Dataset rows
###

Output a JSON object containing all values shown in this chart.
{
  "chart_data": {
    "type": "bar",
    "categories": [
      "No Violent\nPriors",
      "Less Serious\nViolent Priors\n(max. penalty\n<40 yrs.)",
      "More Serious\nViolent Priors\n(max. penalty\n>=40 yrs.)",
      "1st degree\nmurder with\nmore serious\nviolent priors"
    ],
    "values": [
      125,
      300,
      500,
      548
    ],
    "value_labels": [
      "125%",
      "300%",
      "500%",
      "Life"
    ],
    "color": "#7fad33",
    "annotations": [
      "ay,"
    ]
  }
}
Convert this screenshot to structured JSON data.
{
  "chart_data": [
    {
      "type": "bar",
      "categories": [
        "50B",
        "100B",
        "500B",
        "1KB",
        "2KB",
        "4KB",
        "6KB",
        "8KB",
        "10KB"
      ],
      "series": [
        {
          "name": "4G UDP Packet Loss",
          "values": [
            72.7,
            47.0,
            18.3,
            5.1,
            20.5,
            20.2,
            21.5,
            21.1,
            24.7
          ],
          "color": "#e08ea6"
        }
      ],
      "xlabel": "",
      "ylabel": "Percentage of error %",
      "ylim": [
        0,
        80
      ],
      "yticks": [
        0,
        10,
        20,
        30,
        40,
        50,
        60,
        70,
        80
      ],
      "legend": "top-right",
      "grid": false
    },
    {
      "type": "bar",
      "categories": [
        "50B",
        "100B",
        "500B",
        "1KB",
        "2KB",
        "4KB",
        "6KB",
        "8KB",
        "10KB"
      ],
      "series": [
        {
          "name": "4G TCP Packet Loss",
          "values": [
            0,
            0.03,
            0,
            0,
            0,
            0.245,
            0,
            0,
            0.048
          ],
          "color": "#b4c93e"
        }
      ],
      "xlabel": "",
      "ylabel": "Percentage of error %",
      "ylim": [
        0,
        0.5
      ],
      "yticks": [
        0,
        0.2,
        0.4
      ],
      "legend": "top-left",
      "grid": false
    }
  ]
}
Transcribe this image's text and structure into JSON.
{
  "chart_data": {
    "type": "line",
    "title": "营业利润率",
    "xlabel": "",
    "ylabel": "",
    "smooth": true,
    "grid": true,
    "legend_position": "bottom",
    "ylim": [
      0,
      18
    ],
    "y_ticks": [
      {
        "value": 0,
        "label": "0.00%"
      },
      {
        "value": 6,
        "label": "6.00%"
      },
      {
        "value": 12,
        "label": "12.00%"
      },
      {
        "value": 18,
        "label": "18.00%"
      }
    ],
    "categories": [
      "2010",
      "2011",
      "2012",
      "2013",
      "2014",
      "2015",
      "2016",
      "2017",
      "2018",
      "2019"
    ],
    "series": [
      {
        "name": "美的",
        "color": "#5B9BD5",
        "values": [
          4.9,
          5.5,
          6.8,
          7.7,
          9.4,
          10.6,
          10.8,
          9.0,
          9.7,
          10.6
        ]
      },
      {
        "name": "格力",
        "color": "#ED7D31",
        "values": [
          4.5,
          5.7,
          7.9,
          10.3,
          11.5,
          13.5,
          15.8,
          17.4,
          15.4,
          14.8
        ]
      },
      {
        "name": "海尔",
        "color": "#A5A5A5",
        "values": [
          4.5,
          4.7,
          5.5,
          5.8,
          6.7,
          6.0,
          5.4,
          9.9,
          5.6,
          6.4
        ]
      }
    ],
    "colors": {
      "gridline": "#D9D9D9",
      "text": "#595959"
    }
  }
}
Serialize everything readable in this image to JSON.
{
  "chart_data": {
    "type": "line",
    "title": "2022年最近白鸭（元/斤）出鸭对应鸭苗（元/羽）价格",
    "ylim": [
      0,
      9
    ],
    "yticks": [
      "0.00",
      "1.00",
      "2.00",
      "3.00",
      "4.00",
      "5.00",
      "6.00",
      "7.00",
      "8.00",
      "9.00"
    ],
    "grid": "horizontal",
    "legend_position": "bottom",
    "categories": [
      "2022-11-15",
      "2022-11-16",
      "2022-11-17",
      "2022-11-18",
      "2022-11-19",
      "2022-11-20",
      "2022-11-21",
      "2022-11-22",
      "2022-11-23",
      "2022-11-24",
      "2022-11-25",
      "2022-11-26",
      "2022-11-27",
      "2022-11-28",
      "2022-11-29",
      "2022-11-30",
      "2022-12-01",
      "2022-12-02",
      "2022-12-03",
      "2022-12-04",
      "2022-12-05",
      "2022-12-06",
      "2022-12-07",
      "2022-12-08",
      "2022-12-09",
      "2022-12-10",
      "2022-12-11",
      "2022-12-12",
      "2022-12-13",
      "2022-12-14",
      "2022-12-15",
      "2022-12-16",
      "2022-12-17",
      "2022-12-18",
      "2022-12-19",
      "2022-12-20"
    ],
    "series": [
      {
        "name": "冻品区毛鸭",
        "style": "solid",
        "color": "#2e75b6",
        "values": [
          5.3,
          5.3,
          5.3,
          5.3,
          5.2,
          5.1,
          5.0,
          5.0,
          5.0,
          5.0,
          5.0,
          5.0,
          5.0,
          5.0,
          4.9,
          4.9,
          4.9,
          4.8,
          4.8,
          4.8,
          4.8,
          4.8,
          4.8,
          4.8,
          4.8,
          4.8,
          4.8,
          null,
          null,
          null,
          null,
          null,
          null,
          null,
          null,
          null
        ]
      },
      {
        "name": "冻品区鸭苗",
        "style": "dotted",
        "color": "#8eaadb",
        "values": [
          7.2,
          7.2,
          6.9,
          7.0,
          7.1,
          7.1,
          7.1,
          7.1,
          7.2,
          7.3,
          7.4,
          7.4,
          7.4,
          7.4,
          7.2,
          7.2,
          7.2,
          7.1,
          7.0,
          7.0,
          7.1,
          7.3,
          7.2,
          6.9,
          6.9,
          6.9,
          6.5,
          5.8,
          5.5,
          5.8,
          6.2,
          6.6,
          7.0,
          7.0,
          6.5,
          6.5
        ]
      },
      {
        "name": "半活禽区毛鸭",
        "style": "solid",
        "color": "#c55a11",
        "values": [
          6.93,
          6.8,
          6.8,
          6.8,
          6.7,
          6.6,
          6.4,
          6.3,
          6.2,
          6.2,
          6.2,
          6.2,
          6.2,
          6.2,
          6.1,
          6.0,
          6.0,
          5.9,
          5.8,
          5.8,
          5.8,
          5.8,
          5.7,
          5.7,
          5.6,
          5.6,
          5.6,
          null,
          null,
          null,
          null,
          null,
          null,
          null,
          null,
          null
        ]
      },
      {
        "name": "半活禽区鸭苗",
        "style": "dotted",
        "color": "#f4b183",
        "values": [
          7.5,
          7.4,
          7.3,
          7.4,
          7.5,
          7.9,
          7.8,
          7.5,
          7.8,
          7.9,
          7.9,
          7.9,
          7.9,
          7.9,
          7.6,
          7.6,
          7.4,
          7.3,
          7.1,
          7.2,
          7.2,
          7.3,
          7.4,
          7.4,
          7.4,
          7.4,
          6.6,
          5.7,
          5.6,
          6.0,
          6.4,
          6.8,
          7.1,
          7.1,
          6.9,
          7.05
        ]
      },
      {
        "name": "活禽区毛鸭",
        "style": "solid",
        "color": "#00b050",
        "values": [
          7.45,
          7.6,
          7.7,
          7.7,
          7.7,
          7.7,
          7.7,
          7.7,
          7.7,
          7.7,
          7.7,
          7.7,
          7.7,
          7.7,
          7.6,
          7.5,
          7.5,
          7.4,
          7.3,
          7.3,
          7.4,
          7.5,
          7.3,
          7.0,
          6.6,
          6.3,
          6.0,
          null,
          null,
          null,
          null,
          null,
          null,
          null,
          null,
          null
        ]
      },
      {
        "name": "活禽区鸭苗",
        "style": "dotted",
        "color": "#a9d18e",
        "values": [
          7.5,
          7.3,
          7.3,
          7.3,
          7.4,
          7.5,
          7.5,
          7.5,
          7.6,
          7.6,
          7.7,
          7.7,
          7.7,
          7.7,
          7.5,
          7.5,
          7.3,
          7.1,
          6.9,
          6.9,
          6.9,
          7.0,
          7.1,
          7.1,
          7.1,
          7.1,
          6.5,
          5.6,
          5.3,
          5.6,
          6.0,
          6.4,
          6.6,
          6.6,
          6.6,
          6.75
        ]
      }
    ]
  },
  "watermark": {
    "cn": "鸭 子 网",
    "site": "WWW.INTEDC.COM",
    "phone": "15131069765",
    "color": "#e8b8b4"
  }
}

###

Pull out every line above that holds the word "image".

Transcribe this image's text and structure into JSON.
Serialize everything readable in this image to JSON.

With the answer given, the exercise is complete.